[Records from a data collection]
--------------------

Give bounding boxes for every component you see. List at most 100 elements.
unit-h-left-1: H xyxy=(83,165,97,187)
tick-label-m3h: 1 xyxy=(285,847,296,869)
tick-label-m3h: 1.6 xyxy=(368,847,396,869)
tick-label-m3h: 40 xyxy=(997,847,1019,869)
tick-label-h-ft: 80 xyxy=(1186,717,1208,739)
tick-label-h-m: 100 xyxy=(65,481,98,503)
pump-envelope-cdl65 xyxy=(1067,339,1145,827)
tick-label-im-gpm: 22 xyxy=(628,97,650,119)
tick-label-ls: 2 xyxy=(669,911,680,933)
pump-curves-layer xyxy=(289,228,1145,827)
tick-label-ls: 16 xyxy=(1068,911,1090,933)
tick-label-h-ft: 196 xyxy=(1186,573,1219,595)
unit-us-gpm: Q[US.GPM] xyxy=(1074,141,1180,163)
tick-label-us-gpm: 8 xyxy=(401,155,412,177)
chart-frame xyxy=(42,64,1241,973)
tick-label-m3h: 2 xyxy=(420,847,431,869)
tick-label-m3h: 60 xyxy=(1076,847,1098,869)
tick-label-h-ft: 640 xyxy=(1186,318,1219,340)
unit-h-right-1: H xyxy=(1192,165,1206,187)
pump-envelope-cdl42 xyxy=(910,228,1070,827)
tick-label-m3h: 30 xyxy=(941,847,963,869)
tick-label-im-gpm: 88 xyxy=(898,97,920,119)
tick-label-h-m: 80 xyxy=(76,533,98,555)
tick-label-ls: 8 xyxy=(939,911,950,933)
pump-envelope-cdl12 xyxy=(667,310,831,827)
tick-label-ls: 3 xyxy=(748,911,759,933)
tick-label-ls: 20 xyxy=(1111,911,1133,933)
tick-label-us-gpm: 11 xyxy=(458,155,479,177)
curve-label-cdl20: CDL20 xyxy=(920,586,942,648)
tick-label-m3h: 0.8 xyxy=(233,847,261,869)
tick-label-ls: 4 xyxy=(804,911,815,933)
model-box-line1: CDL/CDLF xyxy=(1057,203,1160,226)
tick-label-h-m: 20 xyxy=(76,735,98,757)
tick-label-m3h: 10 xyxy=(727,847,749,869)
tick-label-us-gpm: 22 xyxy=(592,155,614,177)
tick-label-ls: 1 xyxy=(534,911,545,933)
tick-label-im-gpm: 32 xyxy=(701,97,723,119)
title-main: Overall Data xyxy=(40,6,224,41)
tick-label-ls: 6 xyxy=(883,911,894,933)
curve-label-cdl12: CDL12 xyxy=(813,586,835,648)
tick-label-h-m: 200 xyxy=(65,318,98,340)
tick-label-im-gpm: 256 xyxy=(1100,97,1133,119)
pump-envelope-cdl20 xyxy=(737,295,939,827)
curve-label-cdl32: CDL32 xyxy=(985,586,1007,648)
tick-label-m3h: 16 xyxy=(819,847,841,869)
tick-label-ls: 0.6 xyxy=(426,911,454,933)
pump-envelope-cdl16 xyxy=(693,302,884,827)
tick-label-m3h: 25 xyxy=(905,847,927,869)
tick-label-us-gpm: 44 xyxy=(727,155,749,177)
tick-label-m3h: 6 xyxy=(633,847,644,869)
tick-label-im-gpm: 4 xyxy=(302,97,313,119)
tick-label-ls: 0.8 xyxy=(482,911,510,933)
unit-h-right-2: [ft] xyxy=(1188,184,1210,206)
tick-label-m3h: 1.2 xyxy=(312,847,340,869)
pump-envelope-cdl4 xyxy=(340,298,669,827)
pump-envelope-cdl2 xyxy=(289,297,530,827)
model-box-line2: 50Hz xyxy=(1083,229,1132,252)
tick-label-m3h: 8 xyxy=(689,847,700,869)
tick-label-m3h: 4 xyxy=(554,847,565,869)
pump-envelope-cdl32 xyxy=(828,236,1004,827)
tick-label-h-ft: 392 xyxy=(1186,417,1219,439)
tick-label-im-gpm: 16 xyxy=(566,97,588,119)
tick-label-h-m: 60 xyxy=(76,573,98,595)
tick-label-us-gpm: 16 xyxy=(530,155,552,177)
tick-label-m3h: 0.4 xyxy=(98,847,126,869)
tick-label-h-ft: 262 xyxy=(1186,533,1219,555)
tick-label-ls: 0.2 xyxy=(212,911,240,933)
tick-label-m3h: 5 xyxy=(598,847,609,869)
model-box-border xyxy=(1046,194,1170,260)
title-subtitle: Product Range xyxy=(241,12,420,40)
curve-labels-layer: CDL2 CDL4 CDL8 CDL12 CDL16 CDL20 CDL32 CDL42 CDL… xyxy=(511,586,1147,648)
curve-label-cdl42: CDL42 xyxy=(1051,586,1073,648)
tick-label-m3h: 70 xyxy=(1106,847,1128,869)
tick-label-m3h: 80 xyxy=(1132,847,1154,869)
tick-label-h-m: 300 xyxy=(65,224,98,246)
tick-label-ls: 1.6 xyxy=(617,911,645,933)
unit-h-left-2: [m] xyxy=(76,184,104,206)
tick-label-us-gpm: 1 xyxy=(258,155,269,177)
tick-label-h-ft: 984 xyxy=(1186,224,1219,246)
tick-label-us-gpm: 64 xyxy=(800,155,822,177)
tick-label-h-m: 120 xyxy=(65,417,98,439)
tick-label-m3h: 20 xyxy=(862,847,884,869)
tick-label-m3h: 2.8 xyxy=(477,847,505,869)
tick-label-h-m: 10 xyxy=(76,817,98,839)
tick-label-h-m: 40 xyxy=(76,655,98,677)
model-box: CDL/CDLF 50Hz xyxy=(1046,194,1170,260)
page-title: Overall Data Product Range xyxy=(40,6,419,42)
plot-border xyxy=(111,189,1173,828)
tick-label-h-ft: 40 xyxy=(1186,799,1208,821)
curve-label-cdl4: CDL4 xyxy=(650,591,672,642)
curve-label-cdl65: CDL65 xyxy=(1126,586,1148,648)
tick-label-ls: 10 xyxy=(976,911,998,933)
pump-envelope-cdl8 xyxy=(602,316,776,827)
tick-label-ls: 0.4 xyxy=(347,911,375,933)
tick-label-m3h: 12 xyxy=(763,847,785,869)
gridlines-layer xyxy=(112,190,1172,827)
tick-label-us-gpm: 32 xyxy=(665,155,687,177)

--------------------

**WORK INSTRUCTIONS:**
Which lines in the items above contain the string "pump"? List each of them.

**REPLY TO THE TASK:**
pump-envelope-cdl65 xyxy=(1067,339,1145,827)
pump-curves-layer xyxy=(289,228,1145,827)
pump-envelope-cdl42 xyxy=(910,228,1070,827)
pump-envelope-cdl12 xyxy=(667,310,831,827)
pump-envelope-cdl20 xyxy=(737,295,939,827)
pump-envelope-cdl16 xyxy=(693,302,884,827)
pump-envelope-cdl4 xyxy=(340,298,669,827)
pump-envelope-cdl2 xyxy=(289,297,530,827)
pump-envelope-cdl32 xyxy=(828,236,1004,827)
pump-envelope-cdl8 xyxy=(602,316,776,827)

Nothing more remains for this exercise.